### Brief:
Repeat each line of the entries below word for word, without changing anything.

(Stored items)

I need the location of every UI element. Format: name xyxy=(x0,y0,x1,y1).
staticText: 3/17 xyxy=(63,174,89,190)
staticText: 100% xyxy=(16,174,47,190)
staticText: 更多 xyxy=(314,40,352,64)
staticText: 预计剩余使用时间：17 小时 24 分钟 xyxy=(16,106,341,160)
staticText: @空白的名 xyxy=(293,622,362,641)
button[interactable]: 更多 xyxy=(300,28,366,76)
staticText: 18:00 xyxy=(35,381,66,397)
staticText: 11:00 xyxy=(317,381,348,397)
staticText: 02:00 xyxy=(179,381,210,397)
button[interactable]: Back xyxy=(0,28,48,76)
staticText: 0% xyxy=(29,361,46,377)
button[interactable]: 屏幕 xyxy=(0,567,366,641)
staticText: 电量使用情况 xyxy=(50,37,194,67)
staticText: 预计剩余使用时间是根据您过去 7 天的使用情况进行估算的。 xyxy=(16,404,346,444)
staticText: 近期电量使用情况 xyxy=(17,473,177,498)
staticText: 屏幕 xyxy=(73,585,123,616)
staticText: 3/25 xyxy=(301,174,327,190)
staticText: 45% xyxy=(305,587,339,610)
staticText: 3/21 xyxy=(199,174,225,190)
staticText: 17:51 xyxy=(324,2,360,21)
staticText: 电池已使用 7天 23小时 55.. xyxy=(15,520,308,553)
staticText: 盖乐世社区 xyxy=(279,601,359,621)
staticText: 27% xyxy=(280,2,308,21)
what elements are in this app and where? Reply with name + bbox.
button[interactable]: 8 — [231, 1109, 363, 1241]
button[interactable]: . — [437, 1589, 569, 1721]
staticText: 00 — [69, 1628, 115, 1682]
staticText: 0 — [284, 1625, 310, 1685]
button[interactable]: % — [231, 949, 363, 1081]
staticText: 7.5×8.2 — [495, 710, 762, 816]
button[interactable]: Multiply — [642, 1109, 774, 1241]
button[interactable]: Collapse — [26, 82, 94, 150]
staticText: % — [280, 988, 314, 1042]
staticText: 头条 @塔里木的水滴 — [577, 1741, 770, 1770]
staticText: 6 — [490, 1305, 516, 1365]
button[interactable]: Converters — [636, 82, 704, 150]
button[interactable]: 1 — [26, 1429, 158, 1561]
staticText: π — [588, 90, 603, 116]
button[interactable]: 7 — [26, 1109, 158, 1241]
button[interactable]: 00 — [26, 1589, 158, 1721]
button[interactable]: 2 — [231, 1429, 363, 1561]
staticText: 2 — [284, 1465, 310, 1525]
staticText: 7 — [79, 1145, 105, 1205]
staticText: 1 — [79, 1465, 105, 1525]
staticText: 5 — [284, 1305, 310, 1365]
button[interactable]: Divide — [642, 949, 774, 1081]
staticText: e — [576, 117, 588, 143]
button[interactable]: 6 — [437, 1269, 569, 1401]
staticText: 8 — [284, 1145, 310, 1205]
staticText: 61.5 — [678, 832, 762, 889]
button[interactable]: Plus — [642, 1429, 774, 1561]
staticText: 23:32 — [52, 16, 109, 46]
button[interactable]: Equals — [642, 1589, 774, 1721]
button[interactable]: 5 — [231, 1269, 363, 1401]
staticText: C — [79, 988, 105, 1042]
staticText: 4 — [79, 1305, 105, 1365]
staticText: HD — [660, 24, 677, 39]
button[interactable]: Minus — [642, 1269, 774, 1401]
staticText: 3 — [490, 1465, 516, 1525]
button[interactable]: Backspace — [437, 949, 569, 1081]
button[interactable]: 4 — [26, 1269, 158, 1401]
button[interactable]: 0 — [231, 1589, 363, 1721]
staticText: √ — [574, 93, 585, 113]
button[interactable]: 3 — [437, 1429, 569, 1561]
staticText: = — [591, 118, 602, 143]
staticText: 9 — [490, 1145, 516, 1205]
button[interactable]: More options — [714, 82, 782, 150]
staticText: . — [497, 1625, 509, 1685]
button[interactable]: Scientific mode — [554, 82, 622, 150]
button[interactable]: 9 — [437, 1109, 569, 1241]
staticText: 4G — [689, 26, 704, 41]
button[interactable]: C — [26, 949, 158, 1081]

### Correct output:
I need the location of every UI element. Format: name xyxy=(x0,y0,x1,y1).
staticText: 3/17 xyxy=(63,174,89,190)
staticText: 100% xyxy=(16,174,47,190)
staticText: 更多 xyxy=(314,40,352,64)
staticText: 预计剩余使用时间：17 小时 24 分钟 xyxy=(16,106,341,160)
staticText: @空白的名 xyxy=(293,622,362,641)
button[interactable]: 更多 xyxy=(300,28,366,76)
staticText: 18:00 xyxy=(35,381,66,397)
staticText: 11:00 xyxy=(317,381,348,397)
staticText: 02:00 xyxy=(179,381,210,397)
button[interactable]: Back xyxy=(0,28,48,76)
staticText: 0% xyxy=(29,361,46,377)
button[interactable]: 屏幕 xyxy=(0,567,366,641)
staticText: 电量使用情况 xyxy=(50,37,194,67)
staticText: 预计剩余使用时间是根据您过去 7 天的使用情况进行估算的。 xyxy=(16,404,346,444)
staticText: 近期电量使用情况 xyxy=(17,473,177,498)
staticText: 屏幕 xyxy=(73,585,123,616)
staticText: 3/25 xyxy=(301,174,327,190)
staticText: 45% xyxy=(305,587,339,610)
staticText: 3/21 xyxy=(199,174,225,190)
staticText: 17:51 xyxy=(324,2,360,21)
staticText: 电池已使用 7天 23小时 55.. xyxy=(15,520,308,553)
staticText: 盖乐世社区 xyxy=(279,601,359,621)
staticText: 27% xyxy=(280,2,308,21)
what elements are in this app and where? Reply with name + bbox.
button[interactable]: 8 — [231, 1109, 363, 1241]
button[interactable]: . — [437, 1589, 569, 1721]
staticText: 00 — [69, 1628, 115, 1682]
staticText: 0 — [284, 1625, 310, 1685]
button[interactable]: % — [231, 949, 363, 1081]
staticText: 7.5×8.2 — [495, 710, 762, 816]
button[interactable]: Multiply — [642, 1109, 774, 1241]
button[interactable]: Collapse — [26, 82, 94, 150]
staticText: % — [280, 988, 314, 1042]
staticText: 头条 @塔里木的水滴 — [577, 1741, 770, 1770]
staticText: 6 — [490, 1305, 516, 1365]
button[interactable]: Converters — [636, 82, 704, 150]
button[interactable]: 1 — [26, 1429, 158, 1561]
staticText: π — [588, 90, 603, 116]
button[interactable]: 7 — [26, 1109, 158, 1241]
button[interactable]: 00 — [26, 1589, 158, 1721]
button[interactable]: 2 — [231, 1429, 363, 1561]
staticText: 2 — [284, 1465, 310, 1525]
staticText: 7 — [79, 1145, 105, 1205]
staticText: 1 — [79, 1465, 105, 1525]
staticText: 5 — [284, 1305, 310, 1365]
button[interactable]: Divide — [642, 949, 774, 1081]
staticText: e — [576, 117, 588, 143]
button[interactable]: 6 — [437, 1269, 569, 1401]
staticText: 8 — [284, 1145, 310, 1205]
staticText: 61.5 — [678, 832, 762, 889]
button[interactable]: Plus — [642, 1429, 774, 1561]
staticText: 23:32 — [52, 16, 109, 46]
button[interactable]: Equals — [642, 1589, 774, 1721]
button[interactable]: 5 — [231, 1269, 363, 1401]
staticText: C — [79, 988, 105, 1042]
staticText: 4 — [79, 1305, 105, 1365]
staticText: HD — [660, 24, 677, 39]
button[interactable]: Minus — [642, 1269, 774, 1401]
staticText: 3 — [490, 1465, 516, 1525]
button[interactable]: Backspace — [437, 949, 569, 1081]
button[interactable]: 4 — [26, 1269, 158, 1401]
button[interactable]: 0 — [231, 1589, 363, 1721]
staticText: √ — [574, 93, 585, 113]
button[interactable]: 3 — [437, 1429, 569, 1561]
staticText: = — [591, 118, 602, 143]
staticText: 9 — [490, 1145, 516, 1205]
button[interactable]: More options — [714, 82, 782, 150]
staticText: . — [497, 1625, 509, 1685]
button[interactable]: Scientific mode — [554, 82, 622, 150]
button[interactable]: 9 — [437, 1109, 569, 1241]
staticText: 4G — [689, 26, 704, 41]
button[interactable]: C — [26, 949, 158, 1081]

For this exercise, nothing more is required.